■ **AIM OF THE TASK**: Show all lines holding the string "Easter".

■ **STORED DATA**:
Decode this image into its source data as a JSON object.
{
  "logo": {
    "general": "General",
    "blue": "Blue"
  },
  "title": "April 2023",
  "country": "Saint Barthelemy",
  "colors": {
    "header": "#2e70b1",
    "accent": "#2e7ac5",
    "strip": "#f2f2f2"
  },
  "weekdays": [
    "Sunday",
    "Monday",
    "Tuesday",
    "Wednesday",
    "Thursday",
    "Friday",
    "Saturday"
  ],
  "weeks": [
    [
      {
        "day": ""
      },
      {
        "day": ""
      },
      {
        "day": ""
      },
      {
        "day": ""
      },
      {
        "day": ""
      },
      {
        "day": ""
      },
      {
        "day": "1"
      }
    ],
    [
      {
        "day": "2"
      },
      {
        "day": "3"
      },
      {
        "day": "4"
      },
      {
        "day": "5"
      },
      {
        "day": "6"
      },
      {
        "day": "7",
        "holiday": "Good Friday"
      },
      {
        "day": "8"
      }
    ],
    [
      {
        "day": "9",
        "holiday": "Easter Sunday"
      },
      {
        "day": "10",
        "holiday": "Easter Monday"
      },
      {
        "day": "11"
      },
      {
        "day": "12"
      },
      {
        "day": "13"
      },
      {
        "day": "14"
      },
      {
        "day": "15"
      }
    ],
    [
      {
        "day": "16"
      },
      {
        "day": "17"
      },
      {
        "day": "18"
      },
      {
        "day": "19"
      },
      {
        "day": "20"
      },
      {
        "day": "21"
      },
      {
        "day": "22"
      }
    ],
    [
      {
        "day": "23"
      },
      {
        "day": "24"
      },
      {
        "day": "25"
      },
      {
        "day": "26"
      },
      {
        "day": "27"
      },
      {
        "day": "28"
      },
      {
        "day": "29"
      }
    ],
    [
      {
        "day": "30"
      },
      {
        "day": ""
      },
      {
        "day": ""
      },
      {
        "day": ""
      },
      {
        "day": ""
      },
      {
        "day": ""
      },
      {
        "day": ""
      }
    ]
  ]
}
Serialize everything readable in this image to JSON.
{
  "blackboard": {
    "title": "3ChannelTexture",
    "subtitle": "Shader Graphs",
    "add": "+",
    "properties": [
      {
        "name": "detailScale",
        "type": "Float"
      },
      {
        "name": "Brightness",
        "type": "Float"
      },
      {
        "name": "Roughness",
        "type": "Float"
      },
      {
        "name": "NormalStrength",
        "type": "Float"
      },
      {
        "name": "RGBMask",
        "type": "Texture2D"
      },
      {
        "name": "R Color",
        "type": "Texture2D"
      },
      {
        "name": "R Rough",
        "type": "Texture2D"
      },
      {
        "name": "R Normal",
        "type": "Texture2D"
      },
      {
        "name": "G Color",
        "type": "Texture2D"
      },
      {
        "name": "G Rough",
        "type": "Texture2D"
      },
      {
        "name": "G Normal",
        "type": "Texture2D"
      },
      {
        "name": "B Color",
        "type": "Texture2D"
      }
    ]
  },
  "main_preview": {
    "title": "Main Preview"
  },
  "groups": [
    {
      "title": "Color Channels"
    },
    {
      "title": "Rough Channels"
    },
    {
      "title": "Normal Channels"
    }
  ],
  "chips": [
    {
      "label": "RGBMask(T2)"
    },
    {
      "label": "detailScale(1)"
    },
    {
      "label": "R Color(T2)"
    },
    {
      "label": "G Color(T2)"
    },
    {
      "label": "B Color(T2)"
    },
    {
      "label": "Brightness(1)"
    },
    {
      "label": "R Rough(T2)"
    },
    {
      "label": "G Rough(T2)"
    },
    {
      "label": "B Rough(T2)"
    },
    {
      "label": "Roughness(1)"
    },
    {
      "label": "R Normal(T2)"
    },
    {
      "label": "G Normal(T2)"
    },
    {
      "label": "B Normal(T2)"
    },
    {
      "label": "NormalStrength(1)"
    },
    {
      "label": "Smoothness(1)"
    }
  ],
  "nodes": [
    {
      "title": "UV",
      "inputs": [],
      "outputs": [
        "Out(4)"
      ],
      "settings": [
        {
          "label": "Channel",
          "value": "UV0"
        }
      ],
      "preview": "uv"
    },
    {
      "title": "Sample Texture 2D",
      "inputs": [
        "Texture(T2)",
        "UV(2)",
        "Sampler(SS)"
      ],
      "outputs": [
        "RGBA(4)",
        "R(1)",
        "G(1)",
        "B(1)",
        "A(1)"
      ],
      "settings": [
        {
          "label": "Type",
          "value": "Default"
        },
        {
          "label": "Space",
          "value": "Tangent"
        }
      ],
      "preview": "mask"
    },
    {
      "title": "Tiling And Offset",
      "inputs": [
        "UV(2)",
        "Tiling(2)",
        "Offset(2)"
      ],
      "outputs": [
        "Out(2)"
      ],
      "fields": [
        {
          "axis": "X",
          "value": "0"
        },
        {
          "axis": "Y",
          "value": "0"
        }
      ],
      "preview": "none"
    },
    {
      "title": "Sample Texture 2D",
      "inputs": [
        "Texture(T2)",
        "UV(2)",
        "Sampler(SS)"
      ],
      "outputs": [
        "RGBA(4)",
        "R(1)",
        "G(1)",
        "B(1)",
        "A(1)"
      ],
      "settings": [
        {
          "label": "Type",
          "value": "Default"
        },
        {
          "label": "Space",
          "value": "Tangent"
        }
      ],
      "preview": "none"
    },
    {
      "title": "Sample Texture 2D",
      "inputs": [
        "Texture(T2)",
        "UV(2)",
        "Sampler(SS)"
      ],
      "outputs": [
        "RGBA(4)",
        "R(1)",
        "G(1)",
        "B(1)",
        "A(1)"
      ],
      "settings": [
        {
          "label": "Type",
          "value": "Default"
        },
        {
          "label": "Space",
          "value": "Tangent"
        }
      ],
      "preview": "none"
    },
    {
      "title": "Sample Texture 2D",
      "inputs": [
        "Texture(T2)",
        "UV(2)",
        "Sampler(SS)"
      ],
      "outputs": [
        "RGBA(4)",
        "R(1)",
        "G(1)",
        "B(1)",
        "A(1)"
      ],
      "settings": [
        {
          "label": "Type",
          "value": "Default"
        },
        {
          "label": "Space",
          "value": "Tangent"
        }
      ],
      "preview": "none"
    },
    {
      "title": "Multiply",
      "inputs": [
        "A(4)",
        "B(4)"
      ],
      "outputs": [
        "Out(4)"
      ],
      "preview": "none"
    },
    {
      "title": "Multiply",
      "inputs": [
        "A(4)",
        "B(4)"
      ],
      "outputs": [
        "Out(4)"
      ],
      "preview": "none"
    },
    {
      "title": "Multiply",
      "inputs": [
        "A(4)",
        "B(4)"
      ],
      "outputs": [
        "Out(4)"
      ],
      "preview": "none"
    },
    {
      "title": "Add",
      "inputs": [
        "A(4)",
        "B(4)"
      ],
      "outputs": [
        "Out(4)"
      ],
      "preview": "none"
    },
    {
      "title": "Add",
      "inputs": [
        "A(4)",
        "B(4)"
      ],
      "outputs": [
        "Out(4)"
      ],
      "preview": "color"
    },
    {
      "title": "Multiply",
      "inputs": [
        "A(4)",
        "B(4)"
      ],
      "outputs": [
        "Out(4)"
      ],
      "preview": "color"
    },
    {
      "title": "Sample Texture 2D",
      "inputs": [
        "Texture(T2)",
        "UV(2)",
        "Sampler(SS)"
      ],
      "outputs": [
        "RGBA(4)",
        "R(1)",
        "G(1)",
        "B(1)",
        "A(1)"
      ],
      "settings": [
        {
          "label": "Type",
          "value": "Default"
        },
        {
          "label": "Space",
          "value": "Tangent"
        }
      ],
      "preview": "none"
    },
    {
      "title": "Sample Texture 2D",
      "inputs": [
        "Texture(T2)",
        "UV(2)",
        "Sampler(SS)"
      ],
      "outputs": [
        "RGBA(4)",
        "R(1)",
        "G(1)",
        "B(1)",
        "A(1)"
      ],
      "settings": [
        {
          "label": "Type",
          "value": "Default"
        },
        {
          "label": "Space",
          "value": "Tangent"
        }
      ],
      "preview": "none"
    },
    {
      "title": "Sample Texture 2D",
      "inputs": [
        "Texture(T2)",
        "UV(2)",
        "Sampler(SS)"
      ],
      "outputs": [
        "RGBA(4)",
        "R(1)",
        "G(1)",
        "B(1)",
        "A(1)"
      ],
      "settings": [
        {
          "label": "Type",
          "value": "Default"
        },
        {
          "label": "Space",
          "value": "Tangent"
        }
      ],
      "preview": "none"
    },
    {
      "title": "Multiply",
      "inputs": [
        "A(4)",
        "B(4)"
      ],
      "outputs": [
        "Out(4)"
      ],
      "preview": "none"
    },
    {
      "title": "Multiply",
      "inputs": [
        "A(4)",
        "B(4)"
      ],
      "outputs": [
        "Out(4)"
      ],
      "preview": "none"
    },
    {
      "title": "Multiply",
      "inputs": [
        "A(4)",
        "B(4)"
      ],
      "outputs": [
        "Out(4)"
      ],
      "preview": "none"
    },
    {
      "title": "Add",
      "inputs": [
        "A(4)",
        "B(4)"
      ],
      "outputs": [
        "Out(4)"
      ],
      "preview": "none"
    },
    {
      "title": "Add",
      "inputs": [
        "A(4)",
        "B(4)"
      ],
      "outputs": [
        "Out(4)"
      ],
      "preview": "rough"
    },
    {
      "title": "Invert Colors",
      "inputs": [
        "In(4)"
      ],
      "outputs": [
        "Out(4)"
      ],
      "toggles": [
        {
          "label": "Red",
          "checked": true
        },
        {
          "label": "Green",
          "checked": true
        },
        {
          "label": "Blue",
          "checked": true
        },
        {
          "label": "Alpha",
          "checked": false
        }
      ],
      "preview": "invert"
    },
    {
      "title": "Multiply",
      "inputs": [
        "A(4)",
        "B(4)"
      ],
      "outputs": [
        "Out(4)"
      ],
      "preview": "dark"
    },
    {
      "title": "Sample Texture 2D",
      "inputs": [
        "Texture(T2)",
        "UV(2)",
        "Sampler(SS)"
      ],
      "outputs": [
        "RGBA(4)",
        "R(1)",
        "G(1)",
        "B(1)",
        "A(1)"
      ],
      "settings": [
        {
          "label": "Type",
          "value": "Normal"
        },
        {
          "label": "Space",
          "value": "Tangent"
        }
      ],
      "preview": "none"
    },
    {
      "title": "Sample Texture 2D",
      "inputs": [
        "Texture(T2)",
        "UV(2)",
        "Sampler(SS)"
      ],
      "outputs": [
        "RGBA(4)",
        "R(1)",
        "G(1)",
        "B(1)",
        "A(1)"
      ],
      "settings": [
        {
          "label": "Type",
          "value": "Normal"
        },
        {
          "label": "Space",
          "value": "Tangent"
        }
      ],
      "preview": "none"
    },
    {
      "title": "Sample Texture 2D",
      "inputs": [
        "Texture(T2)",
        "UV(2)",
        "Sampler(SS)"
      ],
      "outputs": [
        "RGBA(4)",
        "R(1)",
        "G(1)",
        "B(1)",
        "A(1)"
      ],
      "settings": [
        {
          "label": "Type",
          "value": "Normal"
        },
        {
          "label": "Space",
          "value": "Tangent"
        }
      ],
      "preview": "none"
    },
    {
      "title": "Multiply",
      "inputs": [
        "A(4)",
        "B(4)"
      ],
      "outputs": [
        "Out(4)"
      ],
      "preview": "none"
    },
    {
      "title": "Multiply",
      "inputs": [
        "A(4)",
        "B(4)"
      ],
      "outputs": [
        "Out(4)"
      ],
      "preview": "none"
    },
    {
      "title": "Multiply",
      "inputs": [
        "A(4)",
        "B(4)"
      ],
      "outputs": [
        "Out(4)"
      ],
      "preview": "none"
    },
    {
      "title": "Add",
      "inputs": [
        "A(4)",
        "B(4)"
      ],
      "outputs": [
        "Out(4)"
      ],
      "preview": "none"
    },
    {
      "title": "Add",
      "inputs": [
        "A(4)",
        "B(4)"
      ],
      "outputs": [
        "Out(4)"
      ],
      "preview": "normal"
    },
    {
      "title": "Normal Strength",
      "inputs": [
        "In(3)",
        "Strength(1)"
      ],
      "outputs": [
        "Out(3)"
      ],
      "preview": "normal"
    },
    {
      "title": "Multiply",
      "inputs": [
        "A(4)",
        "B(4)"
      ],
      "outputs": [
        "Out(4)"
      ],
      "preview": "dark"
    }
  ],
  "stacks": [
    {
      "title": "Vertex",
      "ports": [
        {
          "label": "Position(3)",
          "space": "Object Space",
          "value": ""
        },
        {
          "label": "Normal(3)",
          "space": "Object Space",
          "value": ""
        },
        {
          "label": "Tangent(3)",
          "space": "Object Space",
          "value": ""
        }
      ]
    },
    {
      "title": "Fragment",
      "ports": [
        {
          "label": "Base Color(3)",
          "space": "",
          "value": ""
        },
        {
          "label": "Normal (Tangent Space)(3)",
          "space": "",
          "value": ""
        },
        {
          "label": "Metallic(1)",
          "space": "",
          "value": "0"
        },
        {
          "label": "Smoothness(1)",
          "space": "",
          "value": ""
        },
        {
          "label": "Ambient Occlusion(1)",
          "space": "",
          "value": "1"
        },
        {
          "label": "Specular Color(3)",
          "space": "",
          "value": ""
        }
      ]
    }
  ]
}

■ **EXERCISE OUTPUT**:
        "holiday": "Easter Sunday"
        "holiday": "Easter Monday"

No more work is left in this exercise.